┌────────
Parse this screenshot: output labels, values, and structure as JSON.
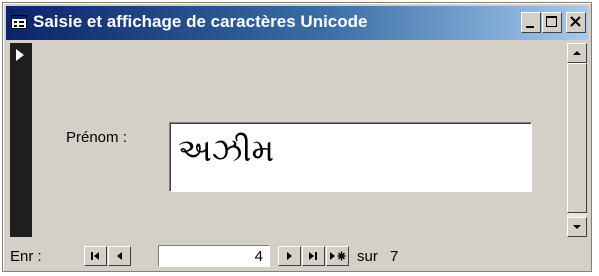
{
  "window": {
    "title": "Saisie et affichage de caractères Unicode",
    "icon": "form-icon",
    "controls": [
      "minimize-icon",
      "maximize-icon",
      "close-icon"
    ]
  },
  "form": {
    "selector_icon": "current-record-arrow-icon",
    "field_label": "Prénom :",
    "field_value": "અઝીમ"
  },
  "navigation": {
    "label": "Enr :",
    "current_record": "4",
    "of_label": "sur",
    "total": "7",
    "buttons": [
      "first-record-icon",
      "previous-record-icon",
      "next-record-icon",
      "last-record-icon",
      "new-record-icon"
    ]
  },
  "colors": {
    "title_bar_start": "#0a246a",
    "title_bar_end": "#a6caf0",
    "face": "#d4d0c8",
    "selector": "#1e1e1e"
  }
}
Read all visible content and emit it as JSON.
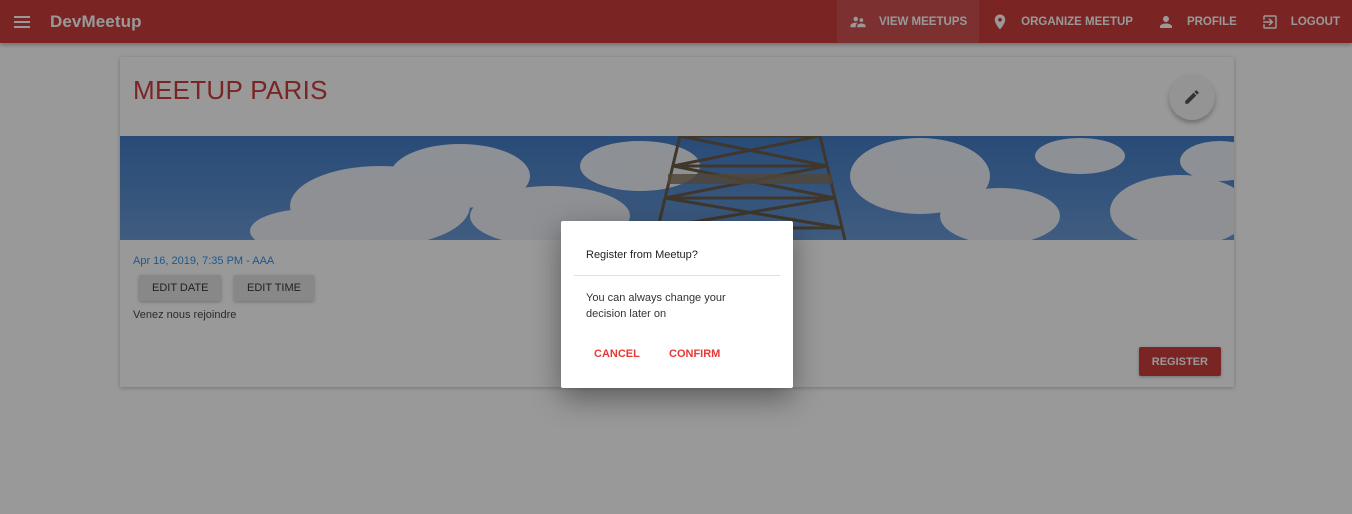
└────────
• Given exercise: All the records need to be repeated exactly, with the images dropped.

• Answer to the problem:
Parse this screenshot: output labels, values, and structure as JSON.
{
  "window": {
    "title": "Saisie et affichage de caractères Unicode",
    "icon": "form-icon",
    "controls": [
      "minimize-icon",
      "maximize-icon",
      "close-icon"
    ]
  },
  "form": {
    "selector_icon": "current-record-arrow-icon",
    "field_label": "Prénom :",
    "field_value": "અઝીમ"
  },
  "navigation": {
    "label": "Enr :",
    "current_record": "4",
    "of_label": "sur",
    "total": "7",
    "buttons": [
      "first-record-icon",
      "previous-record-icon",
      "next-record-icon",
      "last-record-icon",
      "new-record-icon"
    ]
  },
  "colors": {
    "title_bar_start": "#0a246a",
    "title_bar_end": "#a6caf0",
    "face": "#d4d0c8",
    "selector": "#1e1e1e"
  }
}
Read all visible content and emit it as JSON.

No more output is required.